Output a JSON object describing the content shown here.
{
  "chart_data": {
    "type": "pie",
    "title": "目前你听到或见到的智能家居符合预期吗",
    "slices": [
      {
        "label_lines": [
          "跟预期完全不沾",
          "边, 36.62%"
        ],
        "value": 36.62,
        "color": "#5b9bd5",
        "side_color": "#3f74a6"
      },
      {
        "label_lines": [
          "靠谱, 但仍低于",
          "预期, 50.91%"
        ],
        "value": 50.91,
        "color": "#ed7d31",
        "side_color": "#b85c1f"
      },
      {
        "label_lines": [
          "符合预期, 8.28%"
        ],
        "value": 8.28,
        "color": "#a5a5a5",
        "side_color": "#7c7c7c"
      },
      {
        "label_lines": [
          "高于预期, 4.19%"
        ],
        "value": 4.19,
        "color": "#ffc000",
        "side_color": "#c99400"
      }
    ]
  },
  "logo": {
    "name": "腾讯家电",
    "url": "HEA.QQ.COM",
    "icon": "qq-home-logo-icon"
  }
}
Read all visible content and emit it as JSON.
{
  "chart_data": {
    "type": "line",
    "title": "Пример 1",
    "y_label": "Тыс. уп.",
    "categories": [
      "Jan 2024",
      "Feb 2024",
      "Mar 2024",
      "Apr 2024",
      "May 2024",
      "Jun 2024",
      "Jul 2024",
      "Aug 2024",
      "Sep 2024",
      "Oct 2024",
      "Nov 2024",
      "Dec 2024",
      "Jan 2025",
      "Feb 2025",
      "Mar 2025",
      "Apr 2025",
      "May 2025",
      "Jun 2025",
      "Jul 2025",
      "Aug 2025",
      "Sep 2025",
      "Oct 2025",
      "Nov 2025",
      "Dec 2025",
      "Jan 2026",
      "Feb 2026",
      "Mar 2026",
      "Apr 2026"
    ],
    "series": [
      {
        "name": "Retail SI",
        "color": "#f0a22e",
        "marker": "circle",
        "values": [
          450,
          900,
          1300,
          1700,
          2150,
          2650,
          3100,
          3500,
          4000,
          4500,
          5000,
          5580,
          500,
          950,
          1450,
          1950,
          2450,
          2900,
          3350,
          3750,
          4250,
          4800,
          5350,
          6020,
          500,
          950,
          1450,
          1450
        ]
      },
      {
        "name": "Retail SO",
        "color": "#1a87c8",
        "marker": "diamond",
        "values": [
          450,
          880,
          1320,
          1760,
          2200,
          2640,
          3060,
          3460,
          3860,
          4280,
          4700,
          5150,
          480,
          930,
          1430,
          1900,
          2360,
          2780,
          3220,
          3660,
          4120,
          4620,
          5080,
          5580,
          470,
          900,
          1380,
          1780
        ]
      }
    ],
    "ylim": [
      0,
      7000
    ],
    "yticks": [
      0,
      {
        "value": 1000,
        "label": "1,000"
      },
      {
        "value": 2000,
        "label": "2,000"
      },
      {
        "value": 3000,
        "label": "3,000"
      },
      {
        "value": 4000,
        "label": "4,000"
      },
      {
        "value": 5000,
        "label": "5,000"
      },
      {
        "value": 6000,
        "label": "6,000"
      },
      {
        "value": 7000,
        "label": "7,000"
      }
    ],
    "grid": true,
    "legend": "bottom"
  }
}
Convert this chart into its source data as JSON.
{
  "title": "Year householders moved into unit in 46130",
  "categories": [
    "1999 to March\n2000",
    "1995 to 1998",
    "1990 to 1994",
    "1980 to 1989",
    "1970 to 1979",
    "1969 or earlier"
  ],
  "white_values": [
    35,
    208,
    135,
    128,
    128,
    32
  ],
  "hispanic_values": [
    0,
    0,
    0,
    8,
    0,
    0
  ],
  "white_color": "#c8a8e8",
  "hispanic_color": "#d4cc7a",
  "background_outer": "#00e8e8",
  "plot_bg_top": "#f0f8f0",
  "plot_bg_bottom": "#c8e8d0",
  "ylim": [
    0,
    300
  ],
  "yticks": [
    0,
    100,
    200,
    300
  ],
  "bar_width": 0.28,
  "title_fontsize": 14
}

──────────────────────────────

» GIVEN REQUEST:
Print the complete listing again, exactly as it stands.

» RESPONSE:
Output a JSON object describing the content shown here.
{
  "chart_data": {
    "type": "pie",
    "title": "目前你听到或见到的智能家居符合预期吗",
    "slices": [
      {
        "label_lines": [
          "跟预期完全不沾",
          "边, 36.62%"
        ],
        "value": 36.62,
        "color": "#5b9bd5",
        "side_color": "#3f74a6"
      },
      {
        "label_lines": [
          "靠谱, 但仍低于",
          "预期, 50.91%"
        ],
        "value": 50.91,
        "color": "#ed7d31",
        "side_color": "#b85c1f"
      },
      {
        "label_lines": [
          "符合预期, 8.28%"
        ],
        "value": 8.28,
        "color": "#a5a5a5",
        "side_color": "#7c7c7c"
      },
      {
        "label_lines": [
          "高于预期, 4.19%"
        ],
        "value": 4.19,
        "color": "#ffc000",
        "side_color": "#c99400"
      }
    ]
  },
  "logo": {
    "name": "腾讯家电",
    "url": "HEA.QQ.COM",
    "icon": "qq-home-logo-icon"
  }
}
Read all visible content and emit it as JSON.
{
  "chart_data": {
    "type": "line",
    "title": "Пример 1",
    "y_label": "Тыс. уп.",
    "categories": [
      "Jan 2024",
      "Feb 2024",
      "Mar 2024",
      "Apr 2024",
      "May 2024",
      "Jun 2024",
      "Jul 2024",
      "Aug 2024",
      "Sep 2024",
      "Oct 2024",
      "Nov 2024",
      "Dec 2024",
      "Jan 2025",
      "Feb 2025",
      "Mar 2025",
      "Apr 2025",
      "May 2025",
      "Jun 2025",
      "Jul 2025",
      "Aug 2025",
      "Sep 2025",
      "Oct 2025",
      "Nov 2025",
      "Dec 2025",
      "Jan 2026",
      "Feb 2026",
      "Mar 2026",
      "Apr 2026"
    ],
    "series": [
      {
        "name": "Retail SI",
        "color": "#f0a22e",
        "marker": "circle",
        "values": [
          450,
          900,
          1300,
          1700,
          2150,
          2650,
          3100,
          3500,
          4000,
          4500,
          5000,
          5580,
          500,
          950,
          1450,
          1950,
          2450,
          2900,
          3350,
          3750,
          4250,
          4800,
          5350,
          6020,
          500,
          950,
          1450,
          1450
        ]
      },
      {
        "name": "Retail SO",
        "color": "#1a87c8",
        "marker": "diamond",
        "values": [
          450,
          880,
          1320,
          1760,
          2200,
          2640,
          3060,
          3460,
          3860,
          4280,
          4700,
          5150,
          480,
          930,
          1430,
          1900,
          2360,
          2780,
          3220,
          3660,
          4120,
          4620,
          5080,
          5580,
          470,
          900,
          1380,
          1780
        ]
      }
    ],
    "ylim": [
      0,
      7000
    ],
    "yticks": [
      0,
      {
        "value": 1000,
        "label": "1,000"
      },
      {
        "value": 2000,
        "label": "2,000"
      },
      {
        "value": 3000,
        "label": "3,000"
      },
      {
        "value": 4000,
        "label": "4,000"
      },
      {
        "value": 5000,
        "label": "5,000"
      },
      {
        "value": 6000,
        "label": "6,000"
      },
      {
        "value": 7000,
        "label": "7,000"
      }
    ],
    "grid": true,
    "legend": "bottom"
  }
}
Convert this chart into its source data as JSON.
{
  "title": "Year householders moved into unit in 46130",
  "categories": [
    "1999 to March\n2000",
    "1995 to 1998",
    "1990 to 1994",
    "1980 to 1989",
    "1970 to 1979",
    "1969 or earlier"
  ],
  "white_values": [
    35,
    208,
    135,
    128,
    128,
    32
  ],
  "hispanic_values": [
    0,
    0,
    0,
    8,
    0,
    0
  ],
  "white_color": "#c8a8e8",
  "hispanic_color": "#d4cc7a",
  "background_outer": "#00e8e8",
  "plot_bg_top": "#f0f8f0",
  "plot_bg_bottom": "#c8e8d0",
  "ylim": [
    0,
    300
  ],
  "yticks": [
    0,
    100,
    200,
    300
  ],
  "bar_width": 0.28,
  "title_fontsize": 14
}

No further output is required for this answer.